- _Your objective_: Lift every line from the entries that includes the word "content".

- _Records for the task_:

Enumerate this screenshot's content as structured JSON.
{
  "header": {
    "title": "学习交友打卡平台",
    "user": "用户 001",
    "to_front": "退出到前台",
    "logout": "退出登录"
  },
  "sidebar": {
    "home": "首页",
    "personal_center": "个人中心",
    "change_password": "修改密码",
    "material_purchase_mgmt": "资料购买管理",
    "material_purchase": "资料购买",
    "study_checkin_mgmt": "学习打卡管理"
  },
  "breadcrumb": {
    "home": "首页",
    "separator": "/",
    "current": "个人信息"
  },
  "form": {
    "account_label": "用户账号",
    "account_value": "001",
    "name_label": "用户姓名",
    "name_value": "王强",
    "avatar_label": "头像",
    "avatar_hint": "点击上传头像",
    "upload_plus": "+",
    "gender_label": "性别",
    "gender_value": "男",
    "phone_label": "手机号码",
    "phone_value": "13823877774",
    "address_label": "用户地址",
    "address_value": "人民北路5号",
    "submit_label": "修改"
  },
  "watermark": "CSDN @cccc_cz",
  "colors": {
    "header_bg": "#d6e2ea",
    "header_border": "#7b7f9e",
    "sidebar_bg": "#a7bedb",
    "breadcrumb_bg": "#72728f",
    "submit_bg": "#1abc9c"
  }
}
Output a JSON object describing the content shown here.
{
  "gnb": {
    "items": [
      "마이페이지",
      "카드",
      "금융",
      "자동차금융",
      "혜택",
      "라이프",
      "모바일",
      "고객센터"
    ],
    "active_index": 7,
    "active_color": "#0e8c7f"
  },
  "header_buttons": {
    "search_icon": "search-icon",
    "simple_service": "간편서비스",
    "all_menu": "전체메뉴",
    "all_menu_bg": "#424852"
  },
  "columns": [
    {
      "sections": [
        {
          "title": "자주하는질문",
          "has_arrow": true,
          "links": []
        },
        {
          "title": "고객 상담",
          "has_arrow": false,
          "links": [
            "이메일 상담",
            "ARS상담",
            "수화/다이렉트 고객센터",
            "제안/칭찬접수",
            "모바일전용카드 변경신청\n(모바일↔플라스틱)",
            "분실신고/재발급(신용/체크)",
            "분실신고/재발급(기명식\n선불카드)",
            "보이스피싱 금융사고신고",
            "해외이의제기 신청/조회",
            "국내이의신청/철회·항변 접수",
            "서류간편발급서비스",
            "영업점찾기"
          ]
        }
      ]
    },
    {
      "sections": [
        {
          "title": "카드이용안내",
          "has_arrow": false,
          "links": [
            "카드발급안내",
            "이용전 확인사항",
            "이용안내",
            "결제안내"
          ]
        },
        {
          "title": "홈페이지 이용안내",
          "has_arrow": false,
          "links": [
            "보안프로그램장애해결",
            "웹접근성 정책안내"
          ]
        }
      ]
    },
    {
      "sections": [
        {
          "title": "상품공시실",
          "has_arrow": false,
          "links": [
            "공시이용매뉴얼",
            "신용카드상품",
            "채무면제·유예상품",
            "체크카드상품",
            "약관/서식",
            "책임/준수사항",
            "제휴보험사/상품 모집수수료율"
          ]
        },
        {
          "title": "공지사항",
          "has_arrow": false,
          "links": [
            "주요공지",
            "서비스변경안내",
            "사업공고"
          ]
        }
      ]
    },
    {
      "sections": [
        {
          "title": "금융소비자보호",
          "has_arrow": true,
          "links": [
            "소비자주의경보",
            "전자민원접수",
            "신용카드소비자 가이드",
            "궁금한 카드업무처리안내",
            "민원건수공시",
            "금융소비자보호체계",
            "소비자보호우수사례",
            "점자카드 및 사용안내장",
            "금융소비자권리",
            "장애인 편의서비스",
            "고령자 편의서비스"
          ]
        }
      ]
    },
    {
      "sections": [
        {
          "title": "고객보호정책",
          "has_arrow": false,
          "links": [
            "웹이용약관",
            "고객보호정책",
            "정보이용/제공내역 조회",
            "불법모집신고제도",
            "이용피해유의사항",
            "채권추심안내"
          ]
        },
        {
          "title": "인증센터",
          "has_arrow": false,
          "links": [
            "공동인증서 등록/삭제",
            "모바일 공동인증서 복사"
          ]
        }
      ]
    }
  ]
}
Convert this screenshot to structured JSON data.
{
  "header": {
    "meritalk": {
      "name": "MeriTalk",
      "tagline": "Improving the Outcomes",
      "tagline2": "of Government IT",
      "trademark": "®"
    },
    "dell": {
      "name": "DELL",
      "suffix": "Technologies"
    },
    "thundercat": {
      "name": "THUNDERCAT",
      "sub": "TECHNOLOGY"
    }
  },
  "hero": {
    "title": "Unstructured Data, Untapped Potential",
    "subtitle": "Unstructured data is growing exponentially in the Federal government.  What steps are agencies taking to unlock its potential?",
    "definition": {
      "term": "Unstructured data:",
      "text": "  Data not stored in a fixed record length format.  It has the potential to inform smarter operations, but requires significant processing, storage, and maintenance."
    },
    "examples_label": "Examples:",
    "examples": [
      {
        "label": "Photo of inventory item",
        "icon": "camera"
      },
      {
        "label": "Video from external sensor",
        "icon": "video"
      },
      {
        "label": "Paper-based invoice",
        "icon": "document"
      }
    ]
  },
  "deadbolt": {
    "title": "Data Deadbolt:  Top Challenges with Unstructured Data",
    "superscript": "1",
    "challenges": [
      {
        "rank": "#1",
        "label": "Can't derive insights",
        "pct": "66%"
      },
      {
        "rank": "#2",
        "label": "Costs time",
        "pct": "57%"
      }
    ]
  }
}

- _Solution to the problem_:
Enumerate this screenshot's content as structured JSON.
Output a JSON object describing the content shown here.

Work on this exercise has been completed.